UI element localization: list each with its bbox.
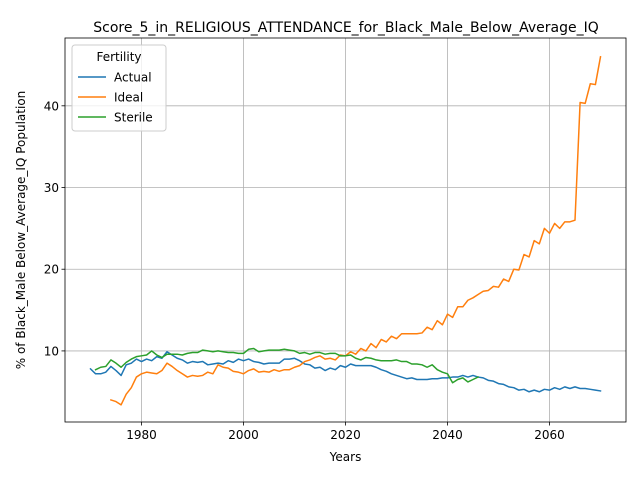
- legend-title: Fertility: [96, 50, 141, 64]
- x-tick-label: 1980: [126, 428, 157, 442]
- x-tick-label: 2040: [432, 428, 463, 442]
- y-tick-label: 30: [44, 181, 59, 195]
- x-tick-label: 2060: [534, 428, 565, 442]
- y-axis-label: % of Black_Male Below_Average_IQ Populat…: [14, 91, 28, 370]
- legend-label-sterile: Sterile: [114, 111, 153, 125]
- x-axis-label: Years: [329, 450, 362, 464]
- legend-label-ideal: Ideal: [114, 91, 143, 105]
- chart-title: Score_5_in_RELIGIOUS_ATTENDANCE_for_Blac…: [93, 20, 598, 36]
- x-tick-label: 2020: [330, 428, 361, 442]
- legend: Fertility Actual Ideal Sterile: [72, 45, 166, 131]
- y-tick-label: 40: [44, 99, 59, 113]
- y-tick-label: 20: [44, 263, 59, 277]
- y-tick-label: 10: [44, 344, 59, 358]
- legend-label-actual: Actual: [114, 71, 152, 85]
- x-tick-label: 2000: [228, 428, 259, 442]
§ §
— Short task —
Please copy out, unchanged, everything from the line containing "- legend-title: Fertility: [96, 50, 141, 64]" down to the final row above.

— Problem solution —
- legend-title: Fertility: [96, 50, 141, 64]
- x-tick-label: 1980: [126, 428, 157, 442]
- x-tick-label: 2040: [432, 428, 463, 442]
- y-tick-label: 30: [44, 181, 59, 195]
- x-tick-label: 2060: [534, 428, 565, 442]
- y-axis-label: % of Black_Male Below_Average_IQ Populat…: [14, 91, 28, 370]
- legend-label-sterile: Sterile: [114, 111, 153, 125]
- x-axis-label: Years: [329, 450, 362, 464]
- legend-label-ideal: Ideal: [114, 91, 143, 105]
- chart-title: Score_5_in_RELIGIOUS_ATTENDANCE_for_Blac…: [93, 20, 598, 36]
- x-tick-label: 2020: [330, 428, 361, 442]
- legend: Fertility Actual Ideal Sterile: [72, 45, 166, 131]
- y-tick-label: 40: [44, 99, 59, 113]
- y-tick-label: 20: [44, 263, 59, 277]
- y-tick-label: 10: [44, 344, 59, 358]
- legend-label-actual: Actual: [114, 71, 152, 85]
- x-tick-label: 2000: [228, 428, 259, 442]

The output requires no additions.